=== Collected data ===
◆ ◆ ◆ ◆ ◆ ◆ ◆

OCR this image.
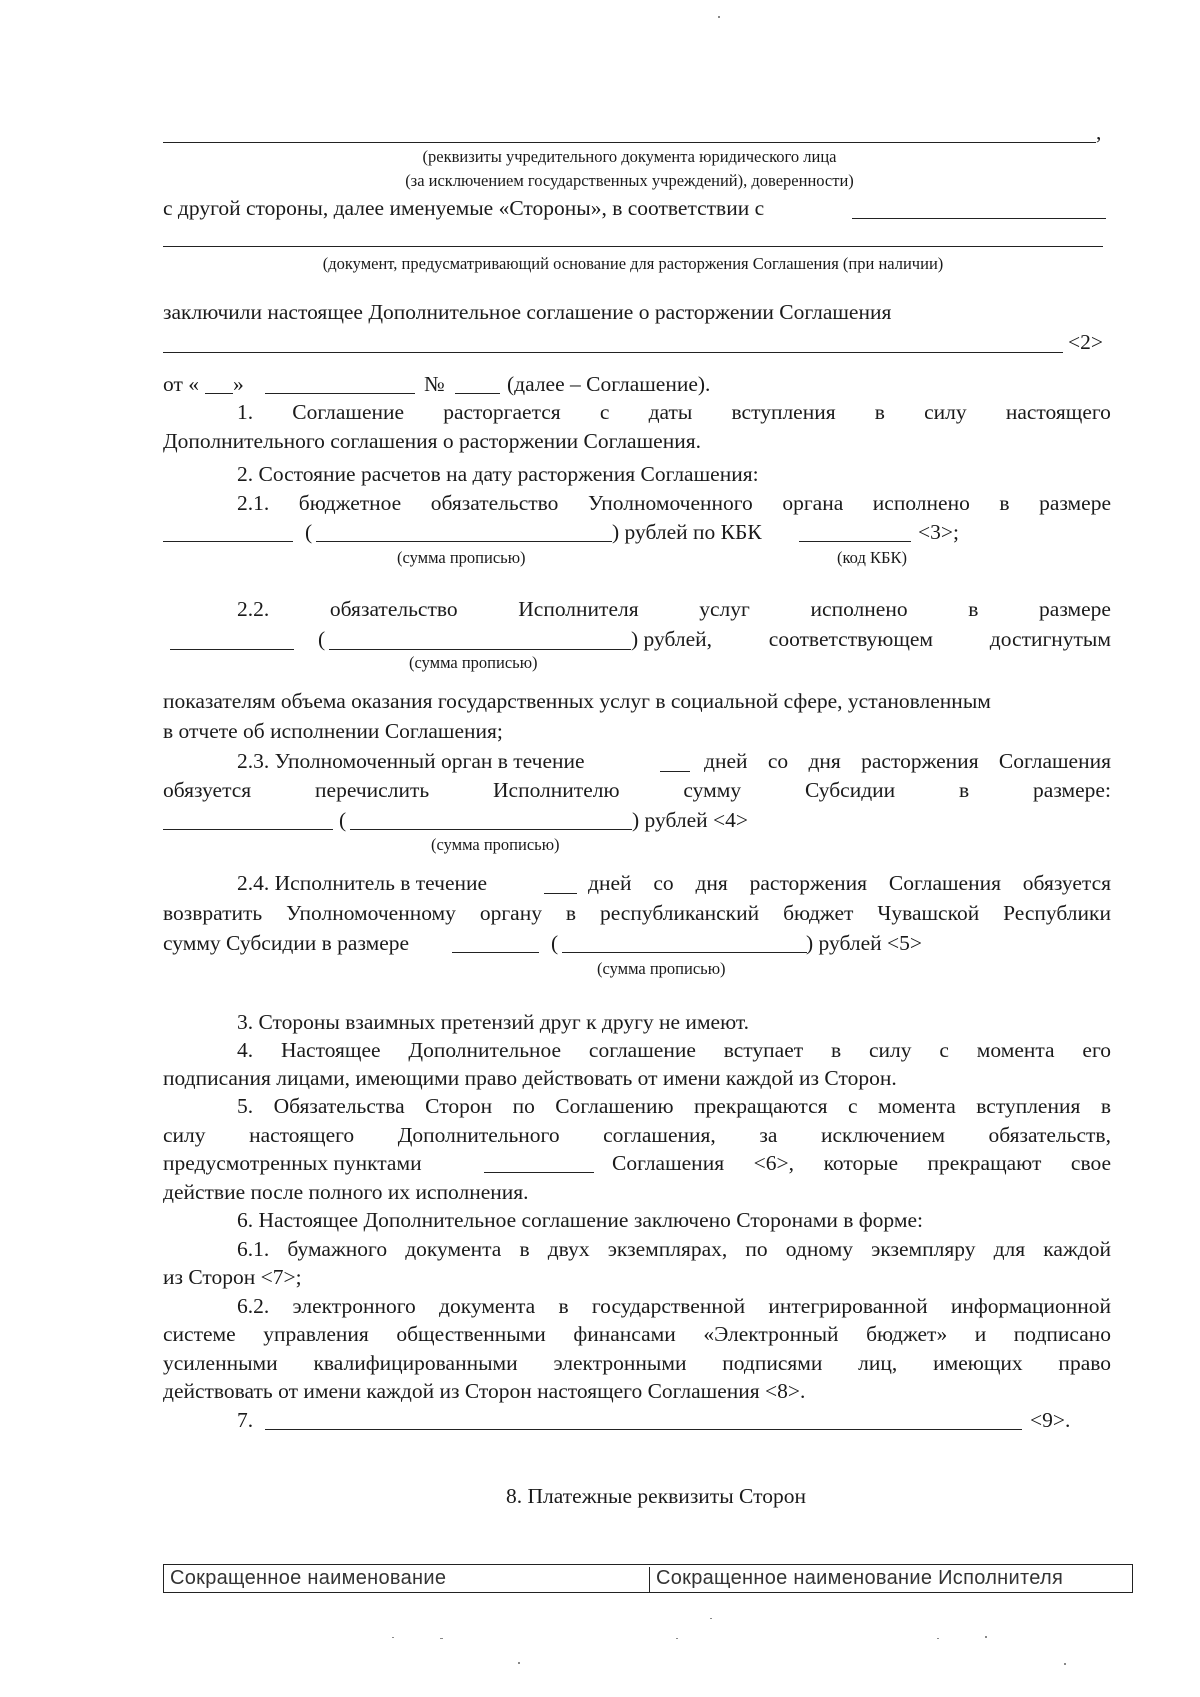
,
(реквизиты учредительного документа юридического лица
(за исключением государственных учреждений), доверенности)
с другой стороны, далее именуемые «Стороны», в соответствии с
(документ, предусматривающий основание для расторжения Соглашения (при наличии)
заключили настоящее Дополнительное соглашение о расторжении Соглашения
<2>
от « »	№	(далее – Соглашение).
1. Соглашение расторгается с даты вступления в силу настоящего
Дополнительного соглашения о расторжении Соглашения.
2. Состояние расчетов на дату расторжения Соглашения:
2.1. бюджетное обязательство Уполномоченного органа исполнено в размере
(	) рублей по КБК	<3>;
(сумма прописью)	(код КБК)
2.2.	обязательство	Исполнителя	услуг	исполнено	в	размере
(	) рублей,	соответствующем	достигнутым
(сумма прописью)
показателям объема оказания государственных услуг в социальной сфере, установленным
в отчете об исполнении Соглашения;
2.3. Уполномоченный орган в течение	дней со дня расторжения Соглашения
обязуется	перечислить	Исполнителю	сумму	Субсидии	в	размере:
(	) рублей <4>
(сумма прописью)
2.4. Исполнитель в течение	дней со дня расторжения Соглашения обязуется
возвратить Уполномоченному органу в республиканский бюджет Чувашской Республики
сумму Субсидии в размере	(	) рублей <5>
(сумма прописью)
3. Стороны взаимных претензий друг к другу не имеют.
4. Настоящее Дополнительное соглашение вступает в силу с момента его
подписания лицами, имеющими право действовать от имени каждой из Сторон.
5. Обязательства Сторон по Соглашению прекращаются с момента вступления в
силу настоящего Дополнительного соглашения, за исключением обязательств,
предусмотренных пунктами	Соглашения <6>, которые прекращают свое
действие после полного их исполнения.
6. Настоящее Дополнительное соглашение заключено Сторонами в форме:
6.1. бумажного документа в двух экземплярах, по одному экземпляру для каждой
из Сторон <7>;
6.2. электронного документа в государственной интегрированной информационной
системе управления общественными финансами «Электронный бюджет» и подписано
усиленными квалифицированными электронными подписями лиц, имеющих право
действовать от имени каждой из Сторон настоящего Соглашения <8>.
7.	<9>.
8. Платежные реквизиты Сторон
Сокращенное наименование	Сокращенное наименование Исполнителя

◆ ◆ ◆ ◆ ◆ ◆ ◆

=== Brief ===
Extract all lines from the data in which "момента" is found.

=== Task output ===
4. Настоящее Дополнительное соглашение вступает в силу с момента его
5. Обязательства Сторон по Соглашению прекращаются с момента вступления в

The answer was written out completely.